> GIVEN TEXT:
++++
He was attending a rally when security forces riding motorcycles and on foot, clad in black and wearing masks, started shooting teargas and pellets at the crowd.
Iman was hit by at least 60 pellets and suddenly everything went dark. One pellet went through his right eyeball and lodged next to the sixth cranial nerve that directs the rotation of the eye. The projectile can’t be removed, and the eye lost its vision. He was not able to move the other eye for months.
And his Eye Went Dark…
The pellets that had not penetrated deeply into his body were removed at home, one by one, by squeezing them out. The one that had lodged into one ear was removed by surgery.
Nearly five months after being shot, Iman’s eyes cannot tolerate light. The eyelid of the injured eye has fallen, and whenever he looks up, both his eyes get tired and the eyes fall.
++++
> RECORD EXCERPTS:

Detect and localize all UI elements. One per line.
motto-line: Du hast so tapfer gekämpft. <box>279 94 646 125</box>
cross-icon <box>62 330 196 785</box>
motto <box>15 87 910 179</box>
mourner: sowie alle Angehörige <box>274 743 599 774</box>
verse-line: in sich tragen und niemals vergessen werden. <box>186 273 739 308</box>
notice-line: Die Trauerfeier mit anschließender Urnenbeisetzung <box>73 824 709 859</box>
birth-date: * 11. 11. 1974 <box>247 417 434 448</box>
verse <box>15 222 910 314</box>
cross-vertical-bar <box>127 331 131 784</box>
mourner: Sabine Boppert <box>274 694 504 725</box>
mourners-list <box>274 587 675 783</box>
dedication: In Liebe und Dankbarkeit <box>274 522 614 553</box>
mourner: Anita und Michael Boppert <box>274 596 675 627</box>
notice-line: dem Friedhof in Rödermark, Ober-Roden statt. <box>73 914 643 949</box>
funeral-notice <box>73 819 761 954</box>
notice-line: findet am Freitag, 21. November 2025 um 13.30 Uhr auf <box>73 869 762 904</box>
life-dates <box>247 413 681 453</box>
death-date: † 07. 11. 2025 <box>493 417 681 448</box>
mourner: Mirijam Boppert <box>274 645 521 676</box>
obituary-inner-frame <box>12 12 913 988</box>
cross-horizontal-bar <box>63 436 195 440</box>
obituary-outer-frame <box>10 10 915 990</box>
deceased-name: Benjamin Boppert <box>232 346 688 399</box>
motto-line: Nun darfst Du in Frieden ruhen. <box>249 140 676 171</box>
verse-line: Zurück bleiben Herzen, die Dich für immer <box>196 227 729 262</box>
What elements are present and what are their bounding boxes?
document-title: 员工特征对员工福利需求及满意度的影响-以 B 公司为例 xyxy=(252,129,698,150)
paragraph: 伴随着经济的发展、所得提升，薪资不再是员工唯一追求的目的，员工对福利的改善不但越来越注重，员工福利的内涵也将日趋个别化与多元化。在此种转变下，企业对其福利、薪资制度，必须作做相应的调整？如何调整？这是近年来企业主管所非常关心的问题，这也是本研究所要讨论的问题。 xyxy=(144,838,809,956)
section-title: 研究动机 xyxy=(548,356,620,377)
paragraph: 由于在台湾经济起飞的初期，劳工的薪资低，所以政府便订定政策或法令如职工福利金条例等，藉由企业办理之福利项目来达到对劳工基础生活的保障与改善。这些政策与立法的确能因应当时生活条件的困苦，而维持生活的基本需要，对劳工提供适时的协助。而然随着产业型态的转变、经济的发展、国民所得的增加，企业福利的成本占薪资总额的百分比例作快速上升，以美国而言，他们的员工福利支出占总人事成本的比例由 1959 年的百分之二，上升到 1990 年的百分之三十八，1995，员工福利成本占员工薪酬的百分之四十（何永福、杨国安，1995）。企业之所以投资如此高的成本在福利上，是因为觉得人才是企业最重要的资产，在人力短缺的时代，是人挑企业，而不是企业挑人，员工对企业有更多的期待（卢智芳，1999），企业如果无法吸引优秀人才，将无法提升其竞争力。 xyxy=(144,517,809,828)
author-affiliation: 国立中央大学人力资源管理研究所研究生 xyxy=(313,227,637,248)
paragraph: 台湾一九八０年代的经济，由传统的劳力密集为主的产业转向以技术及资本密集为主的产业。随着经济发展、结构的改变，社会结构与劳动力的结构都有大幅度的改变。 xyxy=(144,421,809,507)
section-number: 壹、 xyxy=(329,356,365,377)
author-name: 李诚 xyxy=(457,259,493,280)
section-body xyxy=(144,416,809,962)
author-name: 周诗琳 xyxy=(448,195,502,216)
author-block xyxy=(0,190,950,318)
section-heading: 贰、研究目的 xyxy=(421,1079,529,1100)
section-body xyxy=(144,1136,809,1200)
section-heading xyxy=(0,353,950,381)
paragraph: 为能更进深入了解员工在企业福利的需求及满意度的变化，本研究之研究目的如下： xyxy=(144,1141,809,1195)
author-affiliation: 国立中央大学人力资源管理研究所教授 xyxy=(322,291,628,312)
++++
> TASK GOAL: Write out the passage about Iman's pellet injuries verbatim, from "And his Eye" up to and including "removed by surgery.".

> SOLUTION FOR THIS PROBLEM:
And his Eye Went Dark…
The pellets that had not penetrated deeply into his body were removed at home, one by one, by squeezing them out. The one that had lodged into one ear was removed by surgery.